Begin
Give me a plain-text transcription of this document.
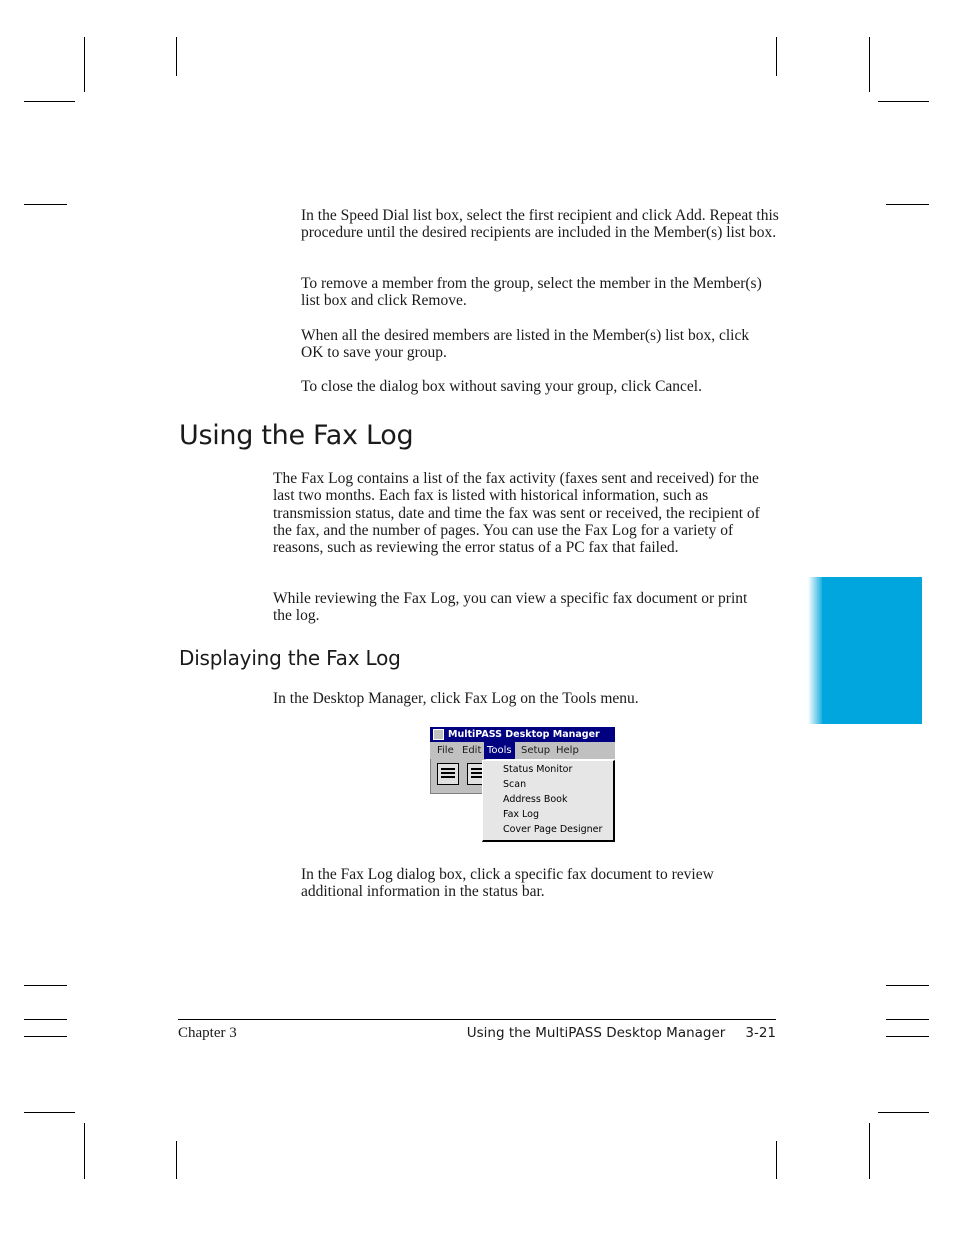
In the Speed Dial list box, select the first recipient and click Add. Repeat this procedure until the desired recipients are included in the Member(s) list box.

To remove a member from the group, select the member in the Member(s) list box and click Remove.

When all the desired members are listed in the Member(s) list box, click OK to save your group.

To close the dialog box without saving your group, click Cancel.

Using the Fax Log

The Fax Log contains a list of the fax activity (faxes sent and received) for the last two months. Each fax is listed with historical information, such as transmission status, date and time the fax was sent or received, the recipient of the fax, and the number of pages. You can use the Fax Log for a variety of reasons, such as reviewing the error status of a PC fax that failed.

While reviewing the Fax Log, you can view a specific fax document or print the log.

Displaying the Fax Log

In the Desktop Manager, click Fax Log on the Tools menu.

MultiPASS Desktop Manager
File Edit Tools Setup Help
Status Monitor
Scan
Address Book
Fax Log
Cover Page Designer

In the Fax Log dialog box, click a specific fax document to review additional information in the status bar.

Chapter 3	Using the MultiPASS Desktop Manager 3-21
End
- WHAT TO DO
Pictures stay out of the copy; please restate every record above exactly.

- WRITTEN ANSWER
Give me a plain-text transcription of this document.
In the Speed Dial list box, select the first recipient and click Add. Repeat this procedure until the desired recipients are included in the Member(s) list box.

To remove a member from the group, select the member in the Member(s) list box and click Remove.

When all the desired members are listed in the Member(s) list box, click OK to save your group.

To close the dialog box without saving your group, click Cancel.

Using the Fax Log

The Fax Log contains a list of the fax activity (faxes sent and received) for the last two months. Each fax is listed with historical information, such as transmission status, date and time the fax was sent or received, the recipient of the fax, and the number of pages. You can use the Fax Log for a variety of reasons, such as reviewing the error status of a PC fax that failed.

While reviewing the Fax Log, you can view a specific fax document or print the log.

Displaying the Fax Log

In the Desktop Manager, click Fax Log on the Tools menu.

MultiPASS Desktop Manager
File Edit Tools Setup Help
Status Monitor
Scan
Address Book
Fax Log
Cover Page Designer

In the Fax Log dialog box, click a specific fax document to review additional information in the status bar.

Chapter 3	Using the MultiPASS Desktop Manager 3-21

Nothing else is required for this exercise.